### [WRITTEN PROBLEM]
Scan the records below. List lines holding "underlying".
:: MATERIAL SHOWN ::
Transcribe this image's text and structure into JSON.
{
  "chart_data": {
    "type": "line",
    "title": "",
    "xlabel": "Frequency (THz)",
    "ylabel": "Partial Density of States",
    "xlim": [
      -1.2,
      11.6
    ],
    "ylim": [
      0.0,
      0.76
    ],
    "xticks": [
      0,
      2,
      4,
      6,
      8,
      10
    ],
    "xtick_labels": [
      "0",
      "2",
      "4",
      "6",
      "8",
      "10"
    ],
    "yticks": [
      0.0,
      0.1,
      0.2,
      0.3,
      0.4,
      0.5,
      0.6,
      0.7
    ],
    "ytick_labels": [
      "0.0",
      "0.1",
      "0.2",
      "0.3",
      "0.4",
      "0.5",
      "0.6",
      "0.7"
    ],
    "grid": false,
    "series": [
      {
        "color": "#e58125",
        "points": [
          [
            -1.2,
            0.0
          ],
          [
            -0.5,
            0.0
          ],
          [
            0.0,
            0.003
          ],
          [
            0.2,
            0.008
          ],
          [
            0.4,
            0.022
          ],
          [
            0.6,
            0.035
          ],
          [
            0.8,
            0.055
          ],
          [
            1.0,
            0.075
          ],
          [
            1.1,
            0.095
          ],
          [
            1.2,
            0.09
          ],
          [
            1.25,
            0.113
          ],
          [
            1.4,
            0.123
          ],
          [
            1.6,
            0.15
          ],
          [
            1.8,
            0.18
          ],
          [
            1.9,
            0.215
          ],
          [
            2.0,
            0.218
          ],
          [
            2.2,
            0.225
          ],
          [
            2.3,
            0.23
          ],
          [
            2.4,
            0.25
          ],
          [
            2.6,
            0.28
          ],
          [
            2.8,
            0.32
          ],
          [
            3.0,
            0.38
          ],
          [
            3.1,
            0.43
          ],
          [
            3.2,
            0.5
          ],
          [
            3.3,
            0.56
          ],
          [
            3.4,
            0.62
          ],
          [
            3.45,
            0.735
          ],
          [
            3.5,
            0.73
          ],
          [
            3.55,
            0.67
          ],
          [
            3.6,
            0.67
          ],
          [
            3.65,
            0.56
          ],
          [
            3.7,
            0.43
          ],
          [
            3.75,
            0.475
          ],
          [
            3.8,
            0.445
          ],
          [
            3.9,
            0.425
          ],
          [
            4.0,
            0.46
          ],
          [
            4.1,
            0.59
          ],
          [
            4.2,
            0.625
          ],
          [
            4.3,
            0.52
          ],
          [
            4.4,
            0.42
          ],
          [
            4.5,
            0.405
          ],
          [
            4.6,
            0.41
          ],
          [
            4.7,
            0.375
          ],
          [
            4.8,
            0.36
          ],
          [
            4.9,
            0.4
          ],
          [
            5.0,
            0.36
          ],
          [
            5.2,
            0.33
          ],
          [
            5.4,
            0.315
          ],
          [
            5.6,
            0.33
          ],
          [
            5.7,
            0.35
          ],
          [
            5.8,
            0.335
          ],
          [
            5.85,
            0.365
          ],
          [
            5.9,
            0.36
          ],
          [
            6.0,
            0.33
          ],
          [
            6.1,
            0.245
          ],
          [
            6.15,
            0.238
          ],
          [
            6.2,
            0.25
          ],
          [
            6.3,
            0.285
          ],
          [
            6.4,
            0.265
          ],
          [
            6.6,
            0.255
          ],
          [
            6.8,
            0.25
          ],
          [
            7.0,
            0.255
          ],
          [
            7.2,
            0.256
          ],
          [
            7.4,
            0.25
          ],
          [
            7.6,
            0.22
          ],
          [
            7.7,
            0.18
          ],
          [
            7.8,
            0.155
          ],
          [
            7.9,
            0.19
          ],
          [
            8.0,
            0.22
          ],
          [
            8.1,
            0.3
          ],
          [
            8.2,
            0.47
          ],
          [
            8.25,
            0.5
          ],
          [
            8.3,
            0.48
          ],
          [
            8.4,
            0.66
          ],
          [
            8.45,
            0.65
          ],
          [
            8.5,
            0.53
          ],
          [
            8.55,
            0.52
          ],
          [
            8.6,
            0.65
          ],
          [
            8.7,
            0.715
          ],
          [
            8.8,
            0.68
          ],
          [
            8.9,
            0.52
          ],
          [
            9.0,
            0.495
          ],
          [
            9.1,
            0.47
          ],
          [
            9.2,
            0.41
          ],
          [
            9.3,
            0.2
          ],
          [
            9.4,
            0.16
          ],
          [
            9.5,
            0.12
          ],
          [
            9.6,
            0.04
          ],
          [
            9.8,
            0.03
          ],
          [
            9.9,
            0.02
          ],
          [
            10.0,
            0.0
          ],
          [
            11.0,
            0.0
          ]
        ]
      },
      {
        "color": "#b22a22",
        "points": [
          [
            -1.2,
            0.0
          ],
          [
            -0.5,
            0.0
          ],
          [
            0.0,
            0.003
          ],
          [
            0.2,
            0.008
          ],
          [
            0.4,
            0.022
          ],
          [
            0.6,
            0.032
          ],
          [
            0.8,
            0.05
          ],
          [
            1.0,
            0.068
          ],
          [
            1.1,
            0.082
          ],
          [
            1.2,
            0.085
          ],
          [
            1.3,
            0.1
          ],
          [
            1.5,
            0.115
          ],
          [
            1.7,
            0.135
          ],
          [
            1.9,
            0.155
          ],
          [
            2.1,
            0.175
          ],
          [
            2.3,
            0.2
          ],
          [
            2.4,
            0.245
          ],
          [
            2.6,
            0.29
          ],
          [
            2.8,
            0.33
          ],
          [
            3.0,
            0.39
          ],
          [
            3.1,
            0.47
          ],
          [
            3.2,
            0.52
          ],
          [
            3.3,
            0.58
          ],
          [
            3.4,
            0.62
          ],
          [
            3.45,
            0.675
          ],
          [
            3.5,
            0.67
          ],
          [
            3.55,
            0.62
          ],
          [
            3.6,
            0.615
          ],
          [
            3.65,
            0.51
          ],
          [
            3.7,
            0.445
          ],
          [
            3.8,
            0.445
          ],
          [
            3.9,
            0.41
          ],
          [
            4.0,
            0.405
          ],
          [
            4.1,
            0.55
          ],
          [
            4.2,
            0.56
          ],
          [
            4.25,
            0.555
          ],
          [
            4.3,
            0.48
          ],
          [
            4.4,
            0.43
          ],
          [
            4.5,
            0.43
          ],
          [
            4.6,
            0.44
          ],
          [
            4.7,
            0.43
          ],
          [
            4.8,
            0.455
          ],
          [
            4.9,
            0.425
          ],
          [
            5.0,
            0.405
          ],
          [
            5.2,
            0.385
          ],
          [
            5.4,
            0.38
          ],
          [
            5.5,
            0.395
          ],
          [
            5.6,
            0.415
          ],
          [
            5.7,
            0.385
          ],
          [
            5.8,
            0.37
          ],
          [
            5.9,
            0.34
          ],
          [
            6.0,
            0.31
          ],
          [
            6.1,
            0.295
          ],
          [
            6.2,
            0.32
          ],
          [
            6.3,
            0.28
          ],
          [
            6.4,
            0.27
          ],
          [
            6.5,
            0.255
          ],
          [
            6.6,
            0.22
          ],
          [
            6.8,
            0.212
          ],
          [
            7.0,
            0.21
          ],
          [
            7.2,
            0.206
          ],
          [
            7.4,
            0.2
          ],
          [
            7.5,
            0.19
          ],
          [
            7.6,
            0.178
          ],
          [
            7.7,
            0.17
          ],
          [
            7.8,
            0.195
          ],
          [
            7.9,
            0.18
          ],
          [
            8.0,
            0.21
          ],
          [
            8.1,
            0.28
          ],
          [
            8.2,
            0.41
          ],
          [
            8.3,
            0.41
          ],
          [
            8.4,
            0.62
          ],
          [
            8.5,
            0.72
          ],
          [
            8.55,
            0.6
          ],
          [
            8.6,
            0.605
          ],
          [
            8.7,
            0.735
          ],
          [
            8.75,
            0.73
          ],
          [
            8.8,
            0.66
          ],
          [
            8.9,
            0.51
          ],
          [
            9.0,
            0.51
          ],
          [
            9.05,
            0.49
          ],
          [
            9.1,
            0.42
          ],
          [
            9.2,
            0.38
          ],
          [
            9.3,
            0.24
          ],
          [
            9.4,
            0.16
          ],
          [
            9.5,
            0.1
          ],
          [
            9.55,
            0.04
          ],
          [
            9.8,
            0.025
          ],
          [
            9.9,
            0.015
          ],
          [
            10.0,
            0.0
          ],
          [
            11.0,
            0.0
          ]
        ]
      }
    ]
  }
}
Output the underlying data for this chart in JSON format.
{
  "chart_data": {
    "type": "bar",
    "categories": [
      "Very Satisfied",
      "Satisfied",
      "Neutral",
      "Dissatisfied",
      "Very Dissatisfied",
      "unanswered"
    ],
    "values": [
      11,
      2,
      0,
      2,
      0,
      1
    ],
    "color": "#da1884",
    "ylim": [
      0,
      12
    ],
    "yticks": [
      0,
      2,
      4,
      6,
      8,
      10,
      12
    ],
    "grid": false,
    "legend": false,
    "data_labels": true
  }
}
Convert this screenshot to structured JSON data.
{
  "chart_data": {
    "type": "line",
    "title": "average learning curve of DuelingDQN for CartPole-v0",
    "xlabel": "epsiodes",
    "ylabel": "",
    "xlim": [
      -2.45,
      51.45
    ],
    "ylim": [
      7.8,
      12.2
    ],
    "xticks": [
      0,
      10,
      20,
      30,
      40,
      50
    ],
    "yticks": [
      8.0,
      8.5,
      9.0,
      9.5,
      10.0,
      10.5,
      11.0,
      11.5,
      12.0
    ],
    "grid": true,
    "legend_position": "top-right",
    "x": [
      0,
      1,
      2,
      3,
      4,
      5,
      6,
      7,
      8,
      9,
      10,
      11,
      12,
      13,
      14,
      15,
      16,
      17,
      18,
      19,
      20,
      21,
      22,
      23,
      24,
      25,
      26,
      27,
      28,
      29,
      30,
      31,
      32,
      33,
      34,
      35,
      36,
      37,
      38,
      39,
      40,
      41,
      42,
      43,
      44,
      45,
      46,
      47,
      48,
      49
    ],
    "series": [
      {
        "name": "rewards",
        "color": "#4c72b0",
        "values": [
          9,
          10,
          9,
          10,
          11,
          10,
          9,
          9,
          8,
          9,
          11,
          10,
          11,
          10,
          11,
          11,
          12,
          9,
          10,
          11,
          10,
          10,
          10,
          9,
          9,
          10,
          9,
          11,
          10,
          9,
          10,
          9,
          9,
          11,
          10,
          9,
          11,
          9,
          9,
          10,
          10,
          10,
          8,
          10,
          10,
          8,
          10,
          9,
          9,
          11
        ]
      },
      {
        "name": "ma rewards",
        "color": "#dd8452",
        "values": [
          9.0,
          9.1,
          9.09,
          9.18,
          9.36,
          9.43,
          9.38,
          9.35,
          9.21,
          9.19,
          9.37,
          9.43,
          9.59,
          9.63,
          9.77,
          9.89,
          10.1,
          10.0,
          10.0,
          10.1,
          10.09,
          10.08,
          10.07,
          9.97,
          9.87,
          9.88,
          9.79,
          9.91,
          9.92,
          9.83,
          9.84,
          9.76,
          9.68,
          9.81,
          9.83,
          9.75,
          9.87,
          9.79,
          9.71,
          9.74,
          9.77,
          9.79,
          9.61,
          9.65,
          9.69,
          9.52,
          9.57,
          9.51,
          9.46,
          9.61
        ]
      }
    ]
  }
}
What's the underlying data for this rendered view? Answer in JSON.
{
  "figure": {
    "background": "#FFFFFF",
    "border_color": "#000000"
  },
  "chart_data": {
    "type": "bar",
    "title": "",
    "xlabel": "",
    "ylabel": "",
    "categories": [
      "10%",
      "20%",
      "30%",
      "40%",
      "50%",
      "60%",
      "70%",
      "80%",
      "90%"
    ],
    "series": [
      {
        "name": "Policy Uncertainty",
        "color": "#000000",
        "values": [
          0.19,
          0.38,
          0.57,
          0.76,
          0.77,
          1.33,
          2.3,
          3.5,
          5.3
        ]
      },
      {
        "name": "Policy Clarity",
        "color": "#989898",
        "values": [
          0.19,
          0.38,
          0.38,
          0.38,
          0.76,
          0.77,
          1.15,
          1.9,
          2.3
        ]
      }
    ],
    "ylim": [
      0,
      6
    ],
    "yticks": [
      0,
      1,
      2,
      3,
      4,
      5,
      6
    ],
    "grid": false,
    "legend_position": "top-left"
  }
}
:::
### [EXERCISE OUTPUT]
Output the underlying data for this chart in JSON format.
What's the underlying data for this rendered view? Answer in JSON.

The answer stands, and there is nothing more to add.